** BEGIN Available data **
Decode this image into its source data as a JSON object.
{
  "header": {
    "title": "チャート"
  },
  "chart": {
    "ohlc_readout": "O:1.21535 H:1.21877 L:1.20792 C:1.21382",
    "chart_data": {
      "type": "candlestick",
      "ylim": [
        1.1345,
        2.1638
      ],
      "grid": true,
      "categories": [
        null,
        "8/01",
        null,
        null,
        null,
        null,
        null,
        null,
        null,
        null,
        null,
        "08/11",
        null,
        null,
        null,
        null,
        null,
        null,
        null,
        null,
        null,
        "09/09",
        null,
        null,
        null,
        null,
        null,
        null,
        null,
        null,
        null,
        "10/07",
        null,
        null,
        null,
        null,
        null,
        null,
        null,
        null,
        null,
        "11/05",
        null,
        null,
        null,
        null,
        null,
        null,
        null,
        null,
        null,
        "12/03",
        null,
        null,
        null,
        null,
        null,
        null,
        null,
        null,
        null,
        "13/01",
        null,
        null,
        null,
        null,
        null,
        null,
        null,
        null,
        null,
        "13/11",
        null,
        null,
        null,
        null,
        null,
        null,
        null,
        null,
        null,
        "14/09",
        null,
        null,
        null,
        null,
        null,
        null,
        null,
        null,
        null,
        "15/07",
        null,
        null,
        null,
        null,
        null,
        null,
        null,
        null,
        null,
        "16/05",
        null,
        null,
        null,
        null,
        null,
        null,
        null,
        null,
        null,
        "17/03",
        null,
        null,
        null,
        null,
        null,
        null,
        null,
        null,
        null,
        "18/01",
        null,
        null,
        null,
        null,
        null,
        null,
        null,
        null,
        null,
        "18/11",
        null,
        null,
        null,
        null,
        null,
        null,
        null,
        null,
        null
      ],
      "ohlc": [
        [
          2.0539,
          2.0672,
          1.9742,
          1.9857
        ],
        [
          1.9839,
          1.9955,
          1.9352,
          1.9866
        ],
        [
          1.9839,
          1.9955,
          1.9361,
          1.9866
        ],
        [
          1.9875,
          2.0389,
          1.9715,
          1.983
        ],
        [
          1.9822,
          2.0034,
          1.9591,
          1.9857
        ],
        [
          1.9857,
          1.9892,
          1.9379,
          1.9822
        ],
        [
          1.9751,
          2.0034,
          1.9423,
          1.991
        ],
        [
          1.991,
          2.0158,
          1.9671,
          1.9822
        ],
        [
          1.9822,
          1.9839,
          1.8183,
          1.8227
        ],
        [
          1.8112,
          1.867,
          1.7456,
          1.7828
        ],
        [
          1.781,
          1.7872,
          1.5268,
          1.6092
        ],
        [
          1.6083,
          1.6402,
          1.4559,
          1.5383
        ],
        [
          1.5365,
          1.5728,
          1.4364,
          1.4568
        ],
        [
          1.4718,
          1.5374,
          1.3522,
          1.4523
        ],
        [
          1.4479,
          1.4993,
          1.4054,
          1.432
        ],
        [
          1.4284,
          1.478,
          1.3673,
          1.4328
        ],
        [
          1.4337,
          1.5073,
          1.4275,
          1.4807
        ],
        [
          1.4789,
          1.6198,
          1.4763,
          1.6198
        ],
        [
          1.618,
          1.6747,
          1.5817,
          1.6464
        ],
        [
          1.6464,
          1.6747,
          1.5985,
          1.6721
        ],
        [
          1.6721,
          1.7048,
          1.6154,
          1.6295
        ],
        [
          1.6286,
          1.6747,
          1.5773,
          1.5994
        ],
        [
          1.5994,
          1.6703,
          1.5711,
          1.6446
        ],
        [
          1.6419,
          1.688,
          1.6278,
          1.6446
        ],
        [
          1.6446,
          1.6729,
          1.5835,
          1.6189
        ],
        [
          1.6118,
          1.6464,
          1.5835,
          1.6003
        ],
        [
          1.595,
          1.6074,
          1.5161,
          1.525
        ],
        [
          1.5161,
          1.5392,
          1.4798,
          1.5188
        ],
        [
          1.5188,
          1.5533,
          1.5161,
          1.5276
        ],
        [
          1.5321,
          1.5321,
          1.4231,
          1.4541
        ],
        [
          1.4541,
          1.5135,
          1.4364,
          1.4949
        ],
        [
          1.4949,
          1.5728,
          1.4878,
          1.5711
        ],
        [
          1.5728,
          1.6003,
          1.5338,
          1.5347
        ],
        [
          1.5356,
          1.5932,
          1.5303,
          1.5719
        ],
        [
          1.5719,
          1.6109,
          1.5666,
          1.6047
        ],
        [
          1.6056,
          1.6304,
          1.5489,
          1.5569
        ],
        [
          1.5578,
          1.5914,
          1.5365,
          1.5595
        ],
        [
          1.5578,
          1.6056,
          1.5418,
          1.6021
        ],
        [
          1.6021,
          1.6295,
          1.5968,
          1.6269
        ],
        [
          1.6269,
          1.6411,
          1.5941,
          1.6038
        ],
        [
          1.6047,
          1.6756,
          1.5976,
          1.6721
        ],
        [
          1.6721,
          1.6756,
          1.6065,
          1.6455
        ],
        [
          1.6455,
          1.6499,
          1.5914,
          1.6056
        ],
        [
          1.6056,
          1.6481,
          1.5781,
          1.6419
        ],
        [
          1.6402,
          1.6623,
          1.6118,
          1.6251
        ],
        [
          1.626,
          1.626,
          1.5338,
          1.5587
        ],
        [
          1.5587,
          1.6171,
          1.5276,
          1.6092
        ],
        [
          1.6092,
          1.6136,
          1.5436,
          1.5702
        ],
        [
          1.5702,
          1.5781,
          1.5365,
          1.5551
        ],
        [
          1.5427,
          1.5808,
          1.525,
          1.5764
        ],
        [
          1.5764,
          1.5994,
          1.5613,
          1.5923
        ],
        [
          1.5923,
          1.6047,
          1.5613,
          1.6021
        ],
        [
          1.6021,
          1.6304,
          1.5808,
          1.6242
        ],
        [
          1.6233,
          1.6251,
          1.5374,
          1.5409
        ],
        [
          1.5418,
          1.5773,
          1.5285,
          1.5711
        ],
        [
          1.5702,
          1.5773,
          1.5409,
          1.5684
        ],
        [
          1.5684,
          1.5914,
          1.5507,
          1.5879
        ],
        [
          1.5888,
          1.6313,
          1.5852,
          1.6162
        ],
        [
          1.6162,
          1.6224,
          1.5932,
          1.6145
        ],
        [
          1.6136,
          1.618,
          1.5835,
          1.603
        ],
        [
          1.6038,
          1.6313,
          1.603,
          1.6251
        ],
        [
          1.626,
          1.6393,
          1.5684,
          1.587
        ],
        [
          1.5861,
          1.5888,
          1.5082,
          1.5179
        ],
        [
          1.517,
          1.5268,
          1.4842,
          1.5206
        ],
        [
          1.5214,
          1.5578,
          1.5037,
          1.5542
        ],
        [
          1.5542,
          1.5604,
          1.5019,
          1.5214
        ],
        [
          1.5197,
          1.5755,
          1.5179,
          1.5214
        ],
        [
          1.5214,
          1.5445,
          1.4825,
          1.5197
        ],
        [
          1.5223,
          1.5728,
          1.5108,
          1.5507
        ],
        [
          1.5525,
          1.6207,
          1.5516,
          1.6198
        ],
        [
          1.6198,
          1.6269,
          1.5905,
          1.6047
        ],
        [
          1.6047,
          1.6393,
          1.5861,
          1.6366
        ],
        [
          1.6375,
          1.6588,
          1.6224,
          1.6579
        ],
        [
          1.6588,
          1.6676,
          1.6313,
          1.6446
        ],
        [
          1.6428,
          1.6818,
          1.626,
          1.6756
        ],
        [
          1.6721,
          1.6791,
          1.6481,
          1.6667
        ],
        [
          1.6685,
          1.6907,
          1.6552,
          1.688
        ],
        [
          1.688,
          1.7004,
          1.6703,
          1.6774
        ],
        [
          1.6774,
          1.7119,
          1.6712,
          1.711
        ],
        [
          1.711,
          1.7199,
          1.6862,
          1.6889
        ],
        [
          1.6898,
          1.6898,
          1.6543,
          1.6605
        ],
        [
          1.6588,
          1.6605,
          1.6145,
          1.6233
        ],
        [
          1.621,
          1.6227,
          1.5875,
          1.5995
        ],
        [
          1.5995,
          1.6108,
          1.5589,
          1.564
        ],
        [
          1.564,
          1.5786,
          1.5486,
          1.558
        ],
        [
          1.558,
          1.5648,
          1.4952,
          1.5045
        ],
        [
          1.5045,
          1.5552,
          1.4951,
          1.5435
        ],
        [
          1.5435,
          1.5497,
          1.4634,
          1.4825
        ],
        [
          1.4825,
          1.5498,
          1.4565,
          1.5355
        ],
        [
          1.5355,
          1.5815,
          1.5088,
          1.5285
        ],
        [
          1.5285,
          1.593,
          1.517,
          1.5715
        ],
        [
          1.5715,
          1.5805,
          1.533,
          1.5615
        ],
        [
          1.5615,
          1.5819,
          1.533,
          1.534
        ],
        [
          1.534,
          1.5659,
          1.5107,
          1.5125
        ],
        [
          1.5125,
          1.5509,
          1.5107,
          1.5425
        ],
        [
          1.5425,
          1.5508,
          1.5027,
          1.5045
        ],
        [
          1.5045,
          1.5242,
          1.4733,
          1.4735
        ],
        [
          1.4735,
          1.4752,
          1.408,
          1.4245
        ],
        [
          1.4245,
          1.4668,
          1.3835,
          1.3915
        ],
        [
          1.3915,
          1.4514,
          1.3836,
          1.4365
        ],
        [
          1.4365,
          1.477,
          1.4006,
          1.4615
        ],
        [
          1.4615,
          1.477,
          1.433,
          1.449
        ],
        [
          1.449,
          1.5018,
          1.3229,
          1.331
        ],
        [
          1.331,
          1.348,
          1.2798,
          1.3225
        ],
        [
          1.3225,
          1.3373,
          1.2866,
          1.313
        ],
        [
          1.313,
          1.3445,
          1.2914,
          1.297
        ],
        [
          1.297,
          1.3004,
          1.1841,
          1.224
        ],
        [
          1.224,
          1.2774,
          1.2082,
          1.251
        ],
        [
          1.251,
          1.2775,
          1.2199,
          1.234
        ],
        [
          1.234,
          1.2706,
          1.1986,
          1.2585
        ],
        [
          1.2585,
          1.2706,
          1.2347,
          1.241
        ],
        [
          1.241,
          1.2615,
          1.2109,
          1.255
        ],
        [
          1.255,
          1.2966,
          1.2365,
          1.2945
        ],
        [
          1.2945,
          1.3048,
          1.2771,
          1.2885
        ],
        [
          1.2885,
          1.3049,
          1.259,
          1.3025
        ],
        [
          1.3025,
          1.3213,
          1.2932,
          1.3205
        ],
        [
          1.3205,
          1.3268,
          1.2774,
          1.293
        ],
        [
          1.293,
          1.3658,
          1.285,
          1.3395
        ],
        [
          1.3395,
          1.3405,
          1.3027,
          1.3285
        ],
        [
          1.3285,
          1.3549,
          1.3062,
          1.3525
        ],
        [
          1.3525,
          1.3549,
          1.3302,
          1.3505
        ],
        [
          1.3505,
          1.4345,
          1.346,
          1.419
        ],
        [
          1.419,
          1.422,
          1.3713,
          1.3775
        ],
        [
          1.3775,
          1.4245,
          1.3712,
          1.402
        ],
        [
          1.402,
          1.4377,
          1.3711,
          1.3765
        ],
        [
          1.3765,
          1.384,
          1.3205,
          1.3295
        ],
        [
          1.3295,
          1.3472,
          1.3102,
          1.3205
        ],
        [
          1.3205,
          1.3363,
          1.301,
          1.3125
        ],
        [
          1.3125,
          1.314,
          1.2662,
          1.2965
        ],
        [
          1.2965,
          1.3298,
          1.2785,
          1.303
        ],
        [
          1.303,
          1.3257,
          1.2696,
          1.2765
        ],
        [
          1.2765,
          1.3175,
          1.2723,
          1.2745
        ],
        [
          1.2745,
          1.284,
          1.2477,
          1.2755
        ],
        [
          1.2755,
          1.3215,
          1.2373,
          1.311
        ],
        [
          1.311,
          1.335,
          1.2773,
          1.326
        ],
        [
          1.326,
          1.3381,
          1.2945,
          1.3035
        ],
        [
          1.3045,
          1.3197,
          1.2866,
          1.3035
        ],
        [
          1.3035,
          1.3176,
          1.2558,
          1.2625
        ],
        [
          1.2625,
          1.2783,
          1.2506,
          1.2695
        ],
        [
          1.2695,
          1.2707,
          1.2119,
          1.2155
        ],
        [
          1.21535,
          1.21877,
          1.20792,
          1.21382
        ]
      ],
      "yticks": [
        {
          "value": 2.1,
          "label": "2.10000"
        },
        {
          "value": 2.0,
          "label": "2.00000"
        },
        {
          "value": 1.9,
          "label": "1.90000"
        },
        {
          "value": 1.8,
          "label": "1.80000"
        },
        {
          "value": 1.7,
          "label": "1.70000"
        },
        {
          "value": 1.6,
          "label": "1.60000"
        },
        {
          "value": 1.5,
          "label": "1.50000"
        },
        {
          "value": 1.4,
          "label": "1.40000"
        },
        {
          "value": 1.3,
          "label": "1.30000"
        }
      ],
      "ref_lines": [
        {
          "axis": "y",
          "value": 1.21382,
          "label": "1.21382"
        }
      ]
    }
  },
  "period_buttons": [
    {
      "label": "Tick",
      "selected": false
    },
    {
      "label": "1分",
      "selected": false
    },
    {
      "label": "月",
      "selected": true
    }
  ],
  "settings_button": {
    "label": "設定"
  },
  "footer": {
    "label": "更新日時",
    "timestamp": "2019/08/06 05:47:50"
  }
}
** END Available data **
## Work instructions
Copy, from the material above, each line in which the string "value" occurs.

## Response to the task
          "value": 2.1,
          "value": 2.0,
          "value": 1.9,
          "value": 1.8,
          "value": 1.7,
          "value": 1.6,
          "value": 1.5,
          "value": 1.4,
          "value": 1.3,
          "value": 1.21382,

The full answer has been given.